| Your goal |
All of the data below must be repeated exactly.

::::::::

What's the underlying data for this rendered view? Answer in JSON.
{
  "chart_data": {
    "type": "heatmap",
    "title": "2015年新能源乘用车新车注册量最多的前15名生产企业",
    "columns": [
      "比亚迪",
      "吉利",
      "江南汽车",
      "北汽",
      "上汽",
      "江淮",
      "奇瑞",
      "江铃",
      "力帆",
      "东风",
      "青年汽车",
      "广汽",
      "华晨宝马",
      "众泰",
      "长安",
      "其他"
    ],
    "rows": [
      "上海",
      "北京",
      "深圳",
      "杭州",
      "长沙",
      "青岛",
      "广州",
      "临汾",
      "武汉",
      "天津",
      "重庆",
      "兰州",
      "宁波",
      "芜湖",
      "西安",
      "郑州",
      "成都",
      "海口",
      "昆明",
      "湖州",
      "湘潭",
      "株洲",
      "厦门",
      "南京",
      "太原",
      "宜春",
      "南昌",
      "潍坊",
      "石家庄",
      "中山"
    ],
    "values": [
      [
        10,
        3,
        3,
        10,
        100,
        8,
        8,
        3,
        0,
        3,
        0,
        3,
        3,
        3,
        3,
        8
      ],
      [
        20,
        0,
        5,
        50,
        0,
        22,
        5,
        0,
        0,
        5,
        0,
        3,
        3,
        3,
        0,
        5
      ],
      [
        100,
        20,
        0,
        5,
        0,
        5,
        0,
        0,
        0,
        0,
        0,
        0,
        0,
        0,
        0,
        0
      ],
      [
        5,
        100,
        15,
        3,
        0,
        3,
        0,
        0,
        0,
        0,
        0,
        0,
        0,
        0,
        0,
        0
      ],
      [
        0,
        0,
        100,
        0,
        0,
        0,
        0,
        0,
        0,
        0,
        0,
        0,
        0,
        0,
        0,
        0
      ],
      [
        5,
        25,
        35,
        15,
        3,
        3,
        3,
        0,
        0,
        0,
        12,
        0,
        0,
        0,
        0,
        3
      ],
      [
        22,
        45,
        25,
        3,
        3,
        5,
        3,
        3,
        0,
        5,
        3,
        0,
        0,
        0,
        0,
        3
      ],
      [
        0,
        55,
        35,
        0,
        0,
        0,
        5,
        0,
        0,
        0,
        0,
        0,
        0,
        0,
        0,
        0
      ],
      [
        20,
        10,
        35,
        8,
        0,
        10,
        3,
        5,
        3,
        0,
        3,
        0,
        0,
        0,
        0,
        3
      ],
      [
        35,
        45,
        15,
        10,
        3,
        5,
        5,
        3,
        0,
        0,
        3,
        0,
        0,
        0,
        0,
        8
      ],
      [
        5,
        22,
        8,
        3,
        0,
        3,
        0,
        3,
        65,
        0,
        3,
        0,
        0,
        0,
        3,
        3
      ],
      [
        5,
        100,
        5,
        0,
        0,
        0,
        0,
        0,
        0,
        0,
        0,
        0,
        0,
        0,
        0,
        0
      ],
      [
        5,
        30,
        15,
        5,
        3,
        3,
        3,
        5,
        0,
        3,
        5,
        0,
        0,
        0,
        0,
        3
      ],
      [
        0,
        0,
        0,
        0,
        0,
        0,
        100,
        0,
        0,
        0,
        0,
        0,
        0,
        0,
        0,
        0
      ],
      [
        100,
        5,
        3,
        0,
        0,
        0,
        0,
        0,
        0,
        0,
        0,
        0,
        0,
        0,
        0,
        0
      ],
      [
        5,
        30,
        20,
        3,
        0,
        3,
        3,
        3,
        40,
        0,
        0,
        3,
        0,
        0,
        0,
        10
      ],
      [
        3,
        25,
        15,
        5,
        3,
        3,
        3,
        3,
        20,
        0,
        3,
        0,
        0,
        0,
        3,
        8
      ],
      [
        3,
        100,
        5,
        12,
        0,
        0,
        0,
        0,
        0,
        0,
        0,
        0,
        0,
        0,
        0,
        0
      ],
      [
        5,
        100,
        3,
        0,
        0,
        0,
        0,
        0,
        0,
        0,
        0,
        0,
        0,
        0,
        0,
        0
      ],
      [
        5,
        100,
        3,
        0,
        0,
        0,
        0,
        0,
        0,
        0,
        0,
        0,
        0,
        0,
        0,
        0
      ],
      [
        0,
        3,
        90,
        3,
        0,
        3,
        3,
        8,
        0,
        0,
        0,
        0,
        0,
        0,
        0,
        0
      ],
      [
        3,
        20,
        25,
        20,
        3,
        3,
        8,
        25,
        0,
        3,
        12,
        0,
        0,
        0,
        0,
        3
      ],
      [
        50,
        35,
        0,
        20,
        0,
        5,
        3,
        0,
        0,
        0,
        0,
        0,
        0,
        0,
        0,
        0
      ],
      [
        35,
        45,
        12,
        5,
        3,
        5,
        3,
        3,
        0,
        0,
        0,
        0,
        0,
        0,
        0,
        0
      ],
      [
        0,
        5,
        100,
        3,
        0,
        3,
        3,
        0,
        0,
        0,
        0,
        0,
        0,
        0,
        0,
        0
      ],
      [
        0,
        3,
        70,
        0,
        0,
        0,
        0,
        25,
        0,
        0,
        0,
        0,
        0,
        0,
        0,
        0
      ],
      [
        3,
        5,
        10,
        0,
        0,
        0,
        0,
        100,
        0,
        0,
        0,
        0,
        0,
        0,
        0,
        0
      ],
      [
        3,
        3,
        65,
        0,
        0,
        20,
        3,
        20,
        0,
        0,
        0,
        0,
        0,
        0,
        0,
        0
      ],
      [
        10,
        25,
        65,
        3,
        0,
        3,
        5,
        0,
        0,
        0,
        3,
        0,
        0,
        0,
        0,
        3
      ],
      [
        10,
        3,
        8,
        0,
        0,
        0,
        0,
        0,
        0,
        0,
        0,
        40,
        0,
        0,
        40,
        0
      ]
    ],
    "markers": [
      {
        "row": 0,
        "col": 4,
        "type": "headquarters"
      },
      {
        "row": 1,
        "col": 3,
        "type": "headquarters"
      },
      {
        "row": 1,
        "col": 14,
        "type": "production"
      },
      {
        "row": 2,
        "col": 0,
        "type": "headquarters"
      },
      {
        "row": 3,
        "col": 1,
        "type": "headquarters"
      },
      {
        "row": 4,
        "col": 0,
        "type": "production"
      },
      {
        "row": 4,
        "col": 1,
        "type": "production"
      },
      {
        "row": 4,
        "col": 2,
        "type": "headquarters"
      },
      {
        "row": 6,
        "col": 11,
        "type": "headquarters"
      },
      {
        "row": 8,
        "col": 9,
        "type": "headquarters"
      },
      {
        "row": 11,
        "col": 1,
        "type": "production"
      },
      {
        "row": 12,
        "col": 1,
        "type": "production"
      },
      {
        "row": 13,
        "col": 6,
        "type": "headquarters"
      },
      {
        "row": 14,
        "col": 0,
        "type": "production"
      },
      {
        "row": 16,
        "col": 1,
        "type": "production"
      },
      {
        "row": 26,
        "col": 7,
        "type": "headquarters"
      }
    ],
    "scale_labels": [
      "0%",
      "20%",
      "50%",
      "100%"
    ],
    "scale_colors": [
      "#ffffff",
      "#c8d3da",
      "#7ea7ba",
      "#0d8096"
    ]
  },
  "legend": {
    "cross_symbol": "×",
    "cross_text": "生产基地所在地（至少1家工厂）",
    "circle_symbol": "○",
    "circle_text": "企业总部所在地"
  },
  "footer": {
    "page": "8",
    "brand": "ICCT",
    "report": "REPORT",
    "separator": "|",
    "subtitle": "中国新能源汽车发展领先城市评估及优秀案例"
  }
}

::::::::

| Solution to this task |
What's the underlying data for this rendered view? Answer in JSON.
{
  "chart_data": {
    "type": "heatmap",
    "title": "2015年新能源乘用车新车注册量最多的前15名生产企业",
    "columns": [
      "比亚迪",
      "吉利",
      "江南汽车",
      "北汽",
      "上汽",
      "江淮",
      "奇瑞",
      "江铃",
      "力帆",
      "东风",
      "青年汽车",
      "广汽",
      "华晨宝马",
      "众泰",
      "长安",
      "其他"
    ],
    "rows": [
      "上海",
      "北京",
      "深圳",
      "杭州",
      "长沙",
      "青岛",
      "广州",
      "临汾",
      "武汉",
      "天津",
      "重庆",
      "兰州",
      "宁波",
      "芜湖",
      "西安",
      "郑州",
      "成都",
      "海口",
      "昆明",
      "湖州",
      "湘潭",
      "株洲",
      "厦门",
      "南京",
      "太原",
      "宜春",
      "南昌",
      "潍坊",
      "石家庄",
      "中山"
    ],
    "values": [
      [
        10,
        3,
        3,
        10,
        100,
        8,
        8,
        3,
        0,
        3,
        0,
        3,
        3,
        3,
        3,
        8
      ],
      [
        20,
        0,
        5,
        50,
        0,
        22,
        5,
        0,
        0,
        5,
        0,
        3,
        3,
        3,
        0,
        5
      ],
      [
        100,
        20,
        0,
        5,
        0,
        5,
        0,
        0,
        0,
        0,
        0,
        0,
        0,
        0,
        0,
        0
      ],
      [
        5,
        100,
        15,
        3,
        0,
        3,
        0,
        0,
        0,
        0,
        0,
        0,
        0,
        0,
        0,
        0
      ],
      [
        0,
        0,
        100,
        0,
        0,
        0,
        0,
        0,
        0,
        0,
        0,
        0,
        0,
        0,
        0,
        0
      ],
      [
        5,
        25,
        35,
        15,
        3,
        3,
        3,
        0,
        0,
        0,
        12,
        0,
        0,
        0,
        0,
        3
      ],
      [
        22,
        45,
        25,
        3,
        3,
        5,
        3,
        3,
        0,
        5,
        3,
        0,
        0,
        0,
        0,
        3
      ],
      [
        0,
        55,
        35,
        0,
        0,
        0,
        5,
        0,
        0,
        0,
        0,
        0,
        0,
        0,
        0,
        0
      ],
      [
        20,
        10,
        35,
        8,
        0,
        10,
        3,
        5,
        3,
        0,
        3,
        0,
        0,
        0,
        0,
        3
      ],
      [
        35,
        45,
        15,
        10,
        3,
        5,
        5,
        3,
        0,
        0,
        3,
        0,
        0,
        0,
        0,
        8
      ],
      [
        5,
        22,
        8,
        3,
        0,
        3,
        0,
        3,
        65,
        0,
        3,
        0,
        0,
        0,
        3,
        3
      ],
      [
        5,
        100,
        5,
        0,
        0,
        0,
        0,
        0,
        0,
        0,
        0,
        0,
        0,
        0,
        0,
        0
      ],
      [
        5,
        30,
        15,
        5,
        3,
        3,
        3,
        5,
        0,
        3,
        5,
        0,
        0,
        0,
        0,
        3
      ],
      [
        0,
        0,
        0,
        0,
        0,
        0,
        100,
        0,
        0,
        0,
        0,
        0,
        0,
        0,
        0,
        0
      ],
      [
        100,
        5,
        3,
        0,
        0,
        0,
        0,
        0,
        0,
        0,
        0,
        0,
        0,
        0,
        0,
        0
      ],
      [
        5,
        30,
        20,
        3,
        0,
        3,
        3,
        3,
        40,
        0,
        0,
        3,
        0,
        0,
        0,
        10
      ],
      [
        3,
        25,
        15,
        5,
        3,
        3,
        3,
        3,
        20,
        0,
        3,
        0,
        0,
        0,
        3,
        8
      ],
      [
        3,
        100,
        5,
        12,
        0,
        0,
        0,
        0,
        0,
        0,
        0,
        0,
        0,
        0,
        0,
        0
      ],
      [
        5,
        100,
        3,
        0,
        0,
        0,
        0,
        0,
        0,
        0,
        0,
        0,
        0,
        0,
        0,
        0
      ],
      [
        5,
        100,
        3,
        0,
        0,
        0,
        0,
        0,
        0,
        0,
        0,
        0,
        0,
        0,
        0,
        0
      ],
      [
        0,
        3,
        90,
        3,
        0,
        3,
        3,
        8,
        0,
        0,
        0,
        0,
        0,
        0,
        0,
        0
      ],
      [
        3,
        20,
        25,
        20,
        3,
        3,
        8,
        25,
        0,
        3,
        12,
        0,
        0,
        0,
        0,
        3
      ],
      [
        50,
        35,
        0,
        20,
        0,
        5,
        3,
        0,
        0,
        0,
        0,
        0,
        0,
        0,
        0,
        0
      ],
      [
        35,
        45,
        12,
        5,
        3,
        5,
        3,
        3,
        0,
        0,
        0,
        0,
        0,
        0,
        0,
        0
      ],
      [
        0,
        5,
        100,
        3,
        0,
        3,
        3,
        0,
        0,
        0,
        0,
        0,
        0,
        0,
        0,
        0
      ],
      [
        0,
        3,
        70,
        0,
        0,
        0,
        0,
        25,
        0,
        0,
        0,
        0,
        0,
        0,
        0,
        0
      ],
      [
        3,
        5,
        10,
        0,
        0,
        0,
        0,
        100,
        0,
        0,
        0,
        0,
        0,
        0,
        0,
        0
      ],
      [
        3,
        3,
        65,
        0,
        0,
        20,
        3,
        20,
        0,
        0,
        0,
        0,
        0,
        0,
        0,
        0
      ],
      [
        10,
        25,
        65,
        3,
        0,
        3,
        5,
        0,
        0,
        0,
        3,
        0,
        0,
        0,
        0,
        3
      ],
      [
        10,
        3,
        8,
        0,
        0,
        0,
        0,
        0,
        0,
        0,
        0,
        40,
        0,
        0,
        40,
        0
      ]
    ],
    "markers": [
      {
        "row": 0,
        "col": 4,
        "type": "headquarters"
      },
      {
        "row": 1,
        "col": 3,
        "type": "headquarters"
      },
      {
        "row": 1,
        "col": 14,
        "type": "production"
      },
      {
        "row": 2,
        "col": 0,
        "type": "headquarters"
      },
      {
        "row": 3,
        "col": 1,
        "type": "headquarters"
      },
      {
        "row": 4,
        "col": 0,
        "type": "production"
      },
      {
        "row": 4,
        "col": 1,
        "type": "production"
      },
      {
        "row": 4,
        "col": 2,
        "type": "headquarters"
      },
      {
        "row": 6,
        "col": 11,
        "type": "headquarters"
      },
      {
        "row": 8,
        "col": 9,
        "type": "headquarters"
      },
      {
        "row": 11,
        "col": 1,
        "type": "production"
      },
      {
        "row": 12,
        "col": 1,
        "type": "production"
      },
      {
        "row": 13,
        "col": 6,
        "type": "headquarters"
      },
      {
        "row": 14,
        "col": 0,
        "type": "production"
      },
      {
        "row": 16,
        "col": 1,
        "type": "production"
      },
      {
        "row": 26,
        "col": 7,
        "type": "headquarters"
      }
    ],
    "scale_labels": [
      "0%",
      "20%",
      "50%",
      "100%"
    ],
    "scale_colors": [
      "#ffffff",
      "#c8d3da",
      "#7ea7ba",
      "#0d8096"
    ]
  },
  "legend": {
    "cross_symbol": "×",
    "cross_text": "生产基地所在地（至少1家工厂）",
    "circle_symbol": "○",
    "circle_text": "企业总部所在地"
  },
  "footer": {
    "page": "8",
    "brand": "ICCT",
    "report": "REPORT",
    "separator": "|",
    "subtitle": "中国新能源汽车发展领先城市评估及优秀案例"
  }
}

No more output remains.